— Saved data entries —
────

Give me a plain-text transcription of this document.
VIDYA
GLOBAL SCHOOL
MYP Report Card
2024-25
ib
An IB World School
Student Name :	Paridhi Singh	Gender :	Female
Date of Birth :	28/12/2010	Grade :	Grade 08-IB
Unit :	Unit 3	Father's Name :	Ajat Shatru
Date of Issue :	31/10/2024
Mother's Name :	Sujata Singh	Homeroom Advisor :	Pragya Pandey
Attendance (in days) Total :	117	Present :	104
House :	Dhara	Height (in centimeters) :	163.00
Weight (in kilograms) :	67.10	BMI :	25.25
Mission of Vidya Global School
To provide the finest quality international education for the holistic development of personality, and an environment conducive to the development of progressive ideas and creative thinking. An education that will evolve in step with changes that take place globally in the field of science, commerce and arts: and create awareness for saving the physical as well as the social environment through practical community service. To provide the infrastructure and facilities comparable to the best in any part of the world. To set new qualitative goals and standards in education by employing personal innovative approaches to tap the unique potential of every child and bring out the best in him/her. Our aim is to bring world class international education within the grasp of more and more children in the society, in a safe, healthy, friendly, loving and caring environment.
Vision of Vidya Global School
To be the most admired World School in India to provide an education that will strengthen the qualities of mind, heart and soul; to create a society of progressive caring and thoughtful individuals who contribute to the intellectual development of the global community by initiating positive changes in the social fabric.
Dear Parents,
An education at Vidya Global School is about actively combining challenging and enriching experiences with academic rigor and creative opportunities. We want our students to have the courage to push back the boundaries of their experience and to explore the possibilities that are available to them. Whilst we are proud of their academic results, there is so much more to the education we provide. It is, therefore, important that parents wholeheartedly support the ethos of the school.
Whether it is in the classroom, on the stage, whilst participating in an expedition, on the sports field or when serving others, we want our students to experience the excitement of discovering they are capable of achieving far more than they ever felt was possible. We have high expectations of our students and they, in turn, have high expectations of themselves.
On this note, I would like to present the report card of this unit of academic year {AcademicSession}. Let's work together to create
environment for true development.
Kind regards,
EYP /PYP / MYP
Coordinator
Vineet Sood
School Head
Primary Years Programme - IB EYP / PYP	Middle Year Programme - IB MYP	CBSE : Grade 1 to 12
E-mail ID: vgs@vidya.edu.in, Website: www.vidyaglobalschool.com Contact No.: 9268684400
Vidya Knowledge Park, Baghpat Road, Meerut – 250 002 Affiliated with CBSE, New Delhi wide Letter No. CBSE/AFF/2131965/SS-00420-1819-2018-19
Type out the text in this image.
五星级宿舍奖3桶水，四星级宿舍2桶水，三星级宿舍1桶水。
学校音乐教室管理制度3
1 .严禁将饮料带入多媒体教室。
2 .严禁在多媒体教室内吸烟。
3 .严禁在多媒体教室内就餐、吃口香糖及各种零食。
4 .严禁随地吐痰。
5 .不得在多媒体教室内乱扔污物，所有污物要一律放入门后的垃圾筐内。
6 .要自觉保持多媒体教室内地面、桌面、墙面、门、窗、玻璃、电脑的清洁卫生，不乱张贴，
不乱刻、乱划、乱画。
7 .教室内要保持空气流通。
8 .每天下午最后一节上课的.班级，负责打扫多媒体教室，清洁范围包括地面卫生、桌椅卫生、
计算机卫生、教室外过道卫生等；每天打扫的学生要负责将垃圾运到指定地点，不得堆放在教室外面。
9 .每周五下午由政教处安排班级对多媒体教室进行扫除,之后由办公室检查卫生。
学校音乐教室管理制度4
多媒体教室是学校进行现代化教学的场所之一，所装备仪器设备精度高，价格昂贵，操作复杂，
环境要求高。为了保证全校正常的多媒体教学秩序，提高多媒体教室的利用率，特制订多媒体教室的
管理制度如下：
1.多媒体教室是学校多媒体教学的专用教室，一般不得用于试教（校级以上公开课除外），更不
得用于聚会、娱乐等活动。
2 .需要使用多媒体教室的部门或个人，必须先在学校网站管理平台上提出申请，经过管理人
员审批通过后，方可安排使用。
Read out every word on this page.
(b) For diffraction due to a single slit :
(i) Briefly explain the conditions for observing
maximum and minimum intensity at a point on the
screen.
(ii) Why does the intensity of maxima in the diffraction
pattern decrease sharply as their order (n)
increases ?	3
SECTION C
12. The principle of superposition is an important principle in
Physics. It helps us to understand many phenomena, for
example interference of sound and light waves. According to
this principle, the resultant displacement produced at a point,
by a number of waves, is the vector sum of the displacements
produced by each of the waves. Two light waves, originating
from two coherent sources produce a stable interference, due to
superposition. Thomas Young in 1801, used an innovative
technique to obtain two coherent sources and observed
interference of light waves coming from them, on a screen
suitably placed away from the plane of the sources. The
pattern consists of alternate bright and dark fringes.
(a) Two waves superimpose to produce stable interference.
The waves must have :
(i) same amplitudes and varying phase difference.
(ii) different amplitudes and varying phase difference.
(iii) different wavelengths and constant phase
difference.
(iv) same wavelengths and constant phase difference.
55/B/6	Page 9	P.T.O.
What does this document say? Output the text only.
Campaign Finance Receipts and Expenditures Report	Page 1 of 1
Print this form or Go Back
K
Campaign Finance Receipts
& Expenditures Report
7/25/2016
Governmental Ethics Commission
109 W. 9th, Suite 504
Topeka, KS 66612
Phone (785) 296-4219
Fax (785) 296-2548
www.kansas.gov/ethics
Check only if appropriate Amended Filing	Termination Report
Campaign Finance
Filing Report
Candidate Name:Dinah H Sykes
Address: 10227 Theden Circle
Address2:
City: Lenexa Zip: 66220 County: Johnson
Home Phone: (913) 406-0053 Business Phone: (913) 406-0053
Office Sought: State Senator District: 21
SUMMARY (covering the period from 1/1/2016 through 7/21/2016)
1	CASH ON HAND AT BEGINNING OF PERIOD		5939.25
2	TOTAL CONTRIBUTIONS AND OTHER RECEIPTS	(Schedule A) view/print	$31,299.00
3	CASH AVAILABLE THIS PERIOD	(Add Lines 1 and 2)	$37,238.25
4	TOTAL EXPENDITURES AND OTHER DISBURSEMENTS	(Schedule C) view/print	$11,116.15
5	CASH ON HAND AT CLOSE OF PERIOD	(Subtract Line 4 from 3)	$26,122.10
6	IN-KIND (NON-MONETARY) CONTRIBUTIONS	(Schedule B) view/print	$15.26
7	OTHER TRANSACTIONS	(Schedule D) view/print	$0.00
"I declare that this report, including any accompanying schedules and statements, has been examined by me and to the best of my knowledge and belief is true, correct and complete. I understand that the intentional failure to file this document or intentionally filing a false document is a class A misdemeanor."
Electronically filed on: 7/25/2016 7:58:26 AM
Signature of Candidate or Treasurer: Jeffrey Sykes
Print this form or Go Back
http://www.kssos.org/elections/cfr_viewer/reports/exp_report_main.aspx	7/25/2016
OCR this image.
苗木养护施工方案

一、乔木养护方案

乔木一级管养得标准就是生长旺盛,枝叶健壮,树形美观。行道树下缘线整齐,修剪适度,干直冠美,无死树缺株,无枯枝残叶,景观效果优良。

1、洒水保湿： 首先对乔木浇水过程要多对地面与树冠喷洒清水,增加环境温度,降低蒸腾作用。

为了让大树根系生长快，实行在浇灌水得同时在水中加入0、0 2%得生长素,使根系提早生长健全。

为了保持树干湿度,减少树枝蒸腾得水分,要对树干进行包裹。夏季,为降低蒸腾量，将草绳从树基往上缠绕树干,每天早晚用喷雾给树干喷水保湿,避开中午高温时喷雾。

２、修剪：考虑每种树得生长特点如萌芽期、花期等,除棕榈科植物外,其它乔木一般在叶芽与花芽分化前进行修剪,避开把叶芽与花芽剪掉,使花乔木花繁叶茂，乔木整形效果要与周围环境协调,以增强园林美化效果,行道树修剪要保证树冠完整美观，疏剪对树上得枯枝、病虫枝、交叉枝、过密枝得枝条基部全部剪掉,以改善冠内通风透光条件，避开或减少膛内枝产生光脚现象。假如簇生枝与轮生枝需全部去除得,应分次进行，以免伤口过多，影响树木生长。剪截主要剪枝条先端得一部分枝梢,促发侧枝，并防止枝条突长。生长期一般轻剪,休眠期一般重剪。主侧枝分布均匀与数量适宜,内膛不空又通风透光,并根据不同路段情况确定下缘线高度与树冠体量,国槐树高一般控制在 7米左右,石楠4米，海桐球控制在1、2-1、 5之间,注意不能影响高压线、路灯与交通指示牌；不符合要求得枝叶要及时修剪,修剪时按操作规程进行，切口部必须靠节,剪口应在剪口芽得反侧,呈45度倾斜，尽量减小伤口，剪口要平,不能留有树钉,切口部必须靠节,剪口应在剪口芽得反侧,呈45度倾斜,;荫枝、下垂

────

— Description of the task —
Extract every line that has the string "only" in it.

— Task output —
What does this document say? Output the text only.
Check only if appropriate Amended Filing	Termination Report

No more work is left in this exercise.